**WRITTEN EXERCISE**
Write out all of the entries exactly as given.

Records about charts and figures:
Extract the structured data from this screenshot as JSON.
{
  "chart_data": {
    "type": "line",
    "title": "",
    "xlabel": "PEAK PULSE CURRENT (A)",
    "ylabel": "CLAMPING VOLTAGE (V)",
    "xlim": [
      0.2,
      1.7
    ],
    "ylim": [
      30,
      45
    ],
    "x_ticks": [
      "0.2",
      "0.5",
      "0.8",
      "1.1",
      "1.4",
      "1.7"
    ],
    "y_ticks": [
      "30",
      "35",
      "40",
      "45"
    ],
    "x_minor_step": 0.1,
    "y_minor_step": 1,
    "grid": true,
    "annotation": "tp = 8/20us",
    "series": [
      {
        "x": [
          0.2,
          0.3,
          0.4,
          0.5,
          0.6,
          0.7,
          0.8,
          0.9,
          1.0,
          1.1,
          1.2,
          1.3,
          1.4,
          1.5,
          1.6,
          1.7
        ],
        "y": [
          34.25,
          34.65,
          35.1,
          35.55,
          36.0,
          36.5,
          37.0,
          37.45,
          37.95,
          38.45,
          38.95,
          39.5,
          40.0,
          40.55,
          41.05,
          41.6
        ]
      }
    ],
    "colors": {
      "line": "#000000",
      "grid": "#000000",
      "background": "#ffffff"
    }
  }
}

**TASK SOLUTION**
Extract the structured data from this screenshot as JSON.
{
  "chart_data": {
    "type": "line",
    "title": "",
    "xlabel": "PEAK PULSE CURRENT (A)",
    "ylabel": "CLAMPING VOLTAGE (V)",
    "xlim": [
      0.2,
      1.7
    ],
    "ylim": [
      30,
      45
    ],
    "x_ticks": [
      "0.2",
      "0.5",
      "0.8",
      "1.1",
      "1.4",
      "1.7"
    ],
    "y_ticks": [
      "30",
      "35",
      "40",
      "45"
    ],
    "x_minor_step": 0.1,
    "y_minor_step": 1,
    "grid": true,
    "annotation": "tp = 8/20us",
    "series": [
      {
        "x": [
          0.2,
          0.3,
          0.4,
          0.5,
          0.6,
          0.7,
          0.8,
          0.9,
          1.0,
          1.1,
          1.2,
          1.3,
          1.4,
          1.5,
          1.6,
          1.7
        ],
        "y": [
          34.25,
          34.65,
          35.1,
          35.55,
          36.0,
          36.5,
          37.0,
          37.45,
          37.95,
          38.45,
          38.95,
          39.5,
          40.0,
          40.55,
          41.05,
          41.6
        ]
      }
    ],
    "colors": {
      "line": "#000000",
      "grid": "#000000",
      "background": "#ffffff"
    }
  }
}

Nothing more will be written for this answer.